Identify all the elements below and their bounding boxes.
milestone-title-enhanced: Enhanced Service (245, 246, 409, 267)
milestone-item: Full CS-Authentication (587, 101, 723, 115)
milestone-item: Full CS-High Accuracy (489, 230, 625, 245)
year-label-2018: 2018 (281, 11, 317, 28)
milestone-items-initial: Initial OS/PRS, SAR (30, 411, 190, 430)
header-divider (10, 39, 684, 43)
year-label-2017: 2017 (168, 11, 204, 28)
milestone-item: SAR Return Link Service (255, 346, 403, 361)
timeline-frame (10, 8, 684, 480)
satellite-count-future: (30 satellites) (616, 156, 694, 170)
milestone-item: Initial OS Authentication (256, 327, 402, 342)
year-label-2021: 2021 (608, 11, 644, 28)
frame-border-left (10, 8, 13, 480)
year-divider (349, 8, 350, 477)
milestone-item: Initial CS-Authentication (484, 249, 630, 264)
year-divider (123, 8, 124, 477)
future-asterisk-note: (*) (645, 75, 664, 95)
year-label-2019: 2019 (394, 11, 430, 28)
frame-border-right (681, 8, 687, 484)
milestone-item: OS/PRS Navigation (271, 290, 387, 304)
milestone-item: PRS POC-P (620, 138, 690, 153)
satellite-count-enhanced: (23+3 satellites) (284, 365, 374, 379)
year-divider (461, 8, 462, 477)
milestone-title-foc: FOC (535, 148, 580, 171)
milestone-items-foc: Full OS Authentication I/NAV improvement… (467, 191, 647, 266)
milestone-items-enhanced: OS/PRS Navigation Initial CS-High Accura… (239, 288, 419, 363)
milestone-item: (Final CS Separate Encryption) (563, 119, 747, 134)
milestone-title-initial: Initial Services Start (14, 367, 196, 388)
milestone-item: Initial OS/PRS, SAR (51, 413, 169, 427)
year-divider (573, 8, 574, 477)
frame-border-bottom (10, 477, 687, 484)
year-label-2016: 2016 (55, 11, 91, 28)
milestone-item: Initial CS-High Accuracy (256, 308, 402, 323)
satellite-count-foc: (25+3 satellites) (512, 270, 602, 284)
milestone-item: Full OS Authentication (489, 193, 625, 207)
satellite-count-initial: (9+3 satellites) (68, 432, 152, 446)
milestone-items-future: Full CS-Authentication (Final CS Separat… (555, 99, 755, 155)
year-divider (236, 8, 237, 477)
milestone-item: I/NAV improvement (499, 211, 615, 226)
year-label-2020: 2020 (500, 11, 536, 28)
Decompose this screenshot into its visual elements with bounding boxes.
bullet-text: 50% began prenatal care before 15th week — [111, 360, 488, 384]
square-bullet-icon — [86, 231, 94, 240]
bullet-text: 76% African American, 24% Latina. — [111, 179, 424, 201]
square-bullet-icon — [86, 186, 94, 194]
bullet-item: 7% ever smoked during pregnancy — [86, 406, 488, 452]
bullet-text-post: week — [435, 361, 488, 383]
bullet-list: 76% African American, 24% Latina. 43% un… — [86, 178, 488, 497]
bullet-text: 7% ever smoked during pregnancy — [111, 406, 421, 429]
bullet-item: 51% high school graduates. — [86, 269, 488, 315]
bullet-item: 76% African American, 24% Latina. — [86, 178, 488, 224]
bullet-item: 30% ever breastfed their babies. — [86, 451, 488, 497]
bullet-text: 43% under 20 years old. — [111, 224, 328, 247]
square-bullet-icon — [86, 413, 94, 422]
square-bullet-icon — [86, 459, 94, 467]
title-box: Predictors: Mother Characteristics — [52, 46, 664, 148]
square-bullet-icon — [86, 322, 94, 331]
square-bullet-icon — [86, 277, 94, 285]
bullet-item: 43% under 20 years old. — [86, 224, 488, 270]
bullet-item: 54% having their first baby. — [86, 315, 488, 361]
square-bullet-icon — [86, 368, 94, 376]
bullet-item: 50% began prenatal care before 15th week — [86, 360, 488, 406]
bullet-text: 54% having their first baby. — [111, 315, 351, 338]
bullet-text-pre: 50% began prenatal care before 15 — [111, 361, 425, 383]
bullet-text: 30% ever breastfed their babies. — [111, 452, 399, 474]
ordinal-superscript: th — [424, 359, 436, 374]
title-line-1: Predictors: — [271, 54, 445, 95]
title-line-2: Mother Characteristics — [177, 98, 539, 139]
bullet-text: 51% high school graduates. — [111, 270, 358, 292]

> [TASK INSTRUCTIONS]:
Display each line of the items above that contains the word "during".

> [IN RESPONSE]:
bullet-item: 7% ever smoked during pregnancy — [86, 406, 488, 452]
bullet-text: 7% ever smoked during pregnancy — [111, 406, 421, 429]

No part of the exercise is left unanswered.